Images do not belong in the copy. Retype all the entries below exactly.

--- Information supplied ---

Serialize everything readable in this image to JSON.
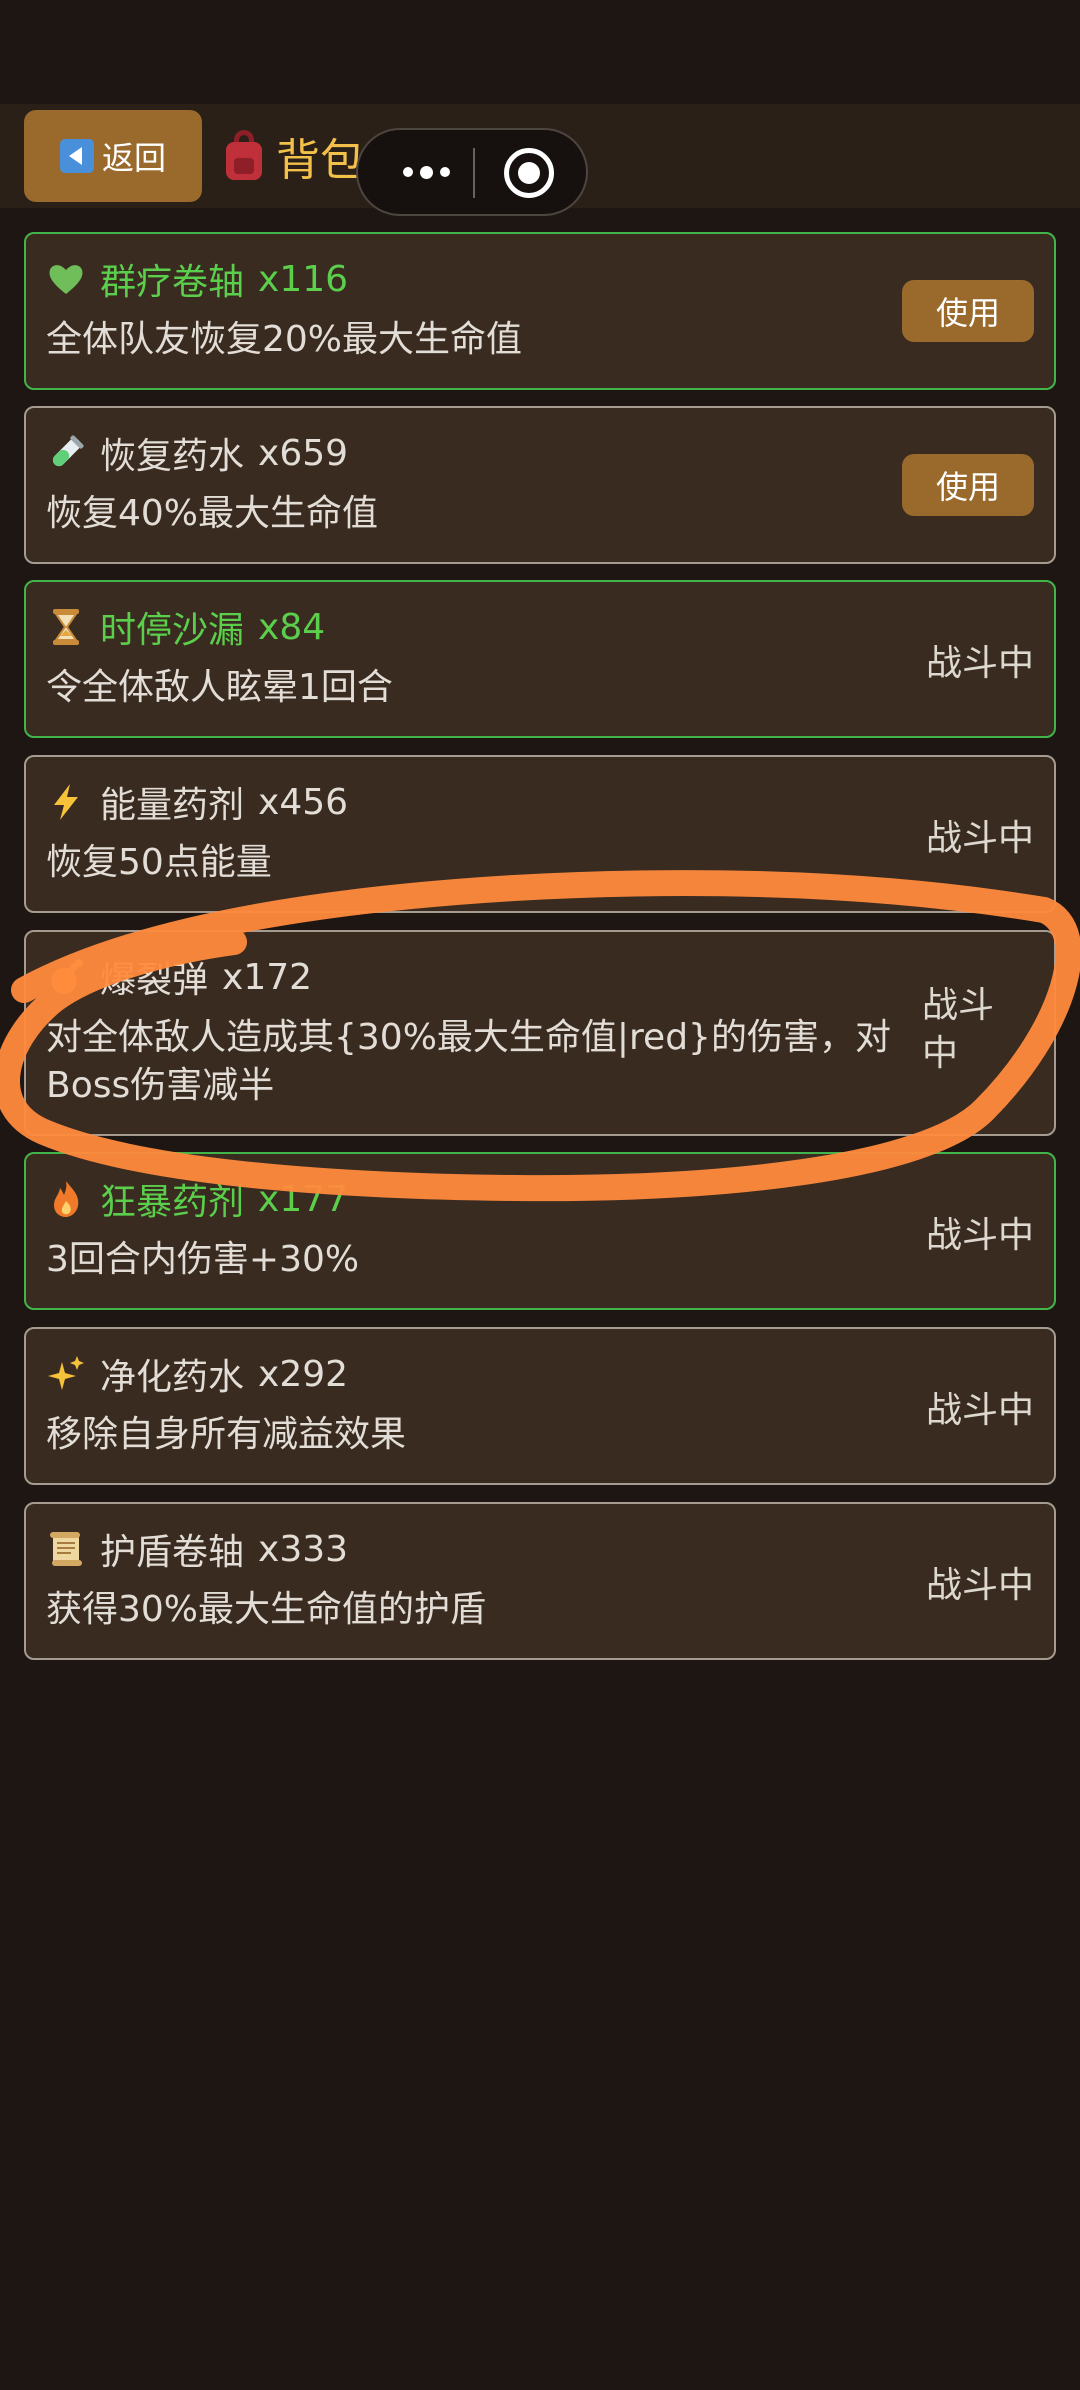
{
  "header": {
    "back_label": "返回",
    "title": "背包"
  },
  "items": [
    {
      "name": "群疗卷轴",
      "count": "x116",
      "desc": "全体队友恢复20%最大生命值",
      "action": "使用",
      "icon": "green-heart-icon"
    },
    {
      "name": "恢复药水",
      "count": "x659",
      "desc": "恢复40%最大生命值",
      "action": "使用",
      "icon": "test-tube-icon"
    },
    {
      "name": "时停沙漏",
      "count": "x84",
      "desc": "令全体敌人眩晕1回合",
      "action": "战斗中",
      "icon": "hourglass-icon"
    },
    {
      "name": "能量药剂",
      "count": "x456",
      "desc": "恢复50点能量",
      "action": "战斗中",
      "icon": "lightning-icon"
    },
    {
      "name": "爆裂弹",
      "count": "x172",
      "desc": "对全体敌人造成其{30%最大生命值|red}的伤害，对Boss伤害减半",
      "action": "战斗中",
      "icon": "bomb-icon"
    },
    {
      "name": "狂暴药剂",
      "count": "x177",
      "desc": "3回合内伤害+30%",
      "action": "战斗中",
      "icon": "fire-icon"
    },
    {
      "name": "净化药水",
      "count": "x292",
      "desc": "移除自身所有减益效果",
      "action": "战斗中",
      "icon": "sparkles-icon"
    },
    {
      "name": "护盾卷轴",
      "count": "x333",
      "desc": "获得30%最大生命值的护盾",
      "action": "战斗中",
      "icon": "scroll-icon"
    }
  ],
  "colors": {
    "background": "#1d1612",
    "card": "#392b20",
    "highlight_border": "#42b44a",
    "button": "#9a6a2c",
    "title_gold": "#f3c04a",
    "annotation_orange": "#ff8a3d"
  }
}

---

#### Written response
Serialize everything readable in this image to JSON.
{
  "header": {
    "back_label": "返回",
    "title": "背包"
  },
  "items": [
    {
      "name": "群疗卷轴",
      "count": "x116",
      "desc": "全体队友恢复20%最大生命值",
      "action": "使用",
      "icon": "green-heart-icon"
    },
    {
      "name": "恢复药水",
      "count": "x659",
      "desc": "恢复40%最大生命值",
      "action": "使用",
      "icon": "test-tube-icon"
    },
    {
      "name": "时停沙漏",
      "count": "x84",
      "desc": "令全体敌人眩晕1回合",
      "action": "战斗中",
      "icon": "hourglass-icon"
    },
    {
      "name": "能量药剂",
      "count": "x456",
      "desc": "恢复50点能量",
      "action": "战斗中",
      "icon": "lightning-icon"
    },
    {
      "name": "爆裂弹",
      "count": "x172",
      "desc": "对全体敌人造成其{30%最大生命值|red}的伤害，对Boss伤害减半",
      "action": "战斗中",
      "icon": "bomb-icon"
    },
    {
      "name": "狂暴药剂",
      "count": "x177",
      "desc": "3回合内伤害+30%",
      "action": "战斗中",
      "icon": "fire-icon"
    },
    {
      "name": "净化药水",
      "count": "x292",
      "desc": "移除自身所有减益效果",
      "action": "战斗中",
      "icon": "sparkles-icon"
    },
    {
      "name": "护盾卷轴",
      "count": "x333",
      "desc": "获得30%最大生命值的护盾",
      "action": "战斗中",
      "icon": "scroll-icon"
    }
  ],
  "colors": {
    "background": "#1d1612",
    "card": "#392b20",
    "highlight_border": "#42b44a",
    "button": "#9a6a2c",
    "title_gold": "#f3c04a",
    "annotation_orange": "#ff8a3d"
  }
}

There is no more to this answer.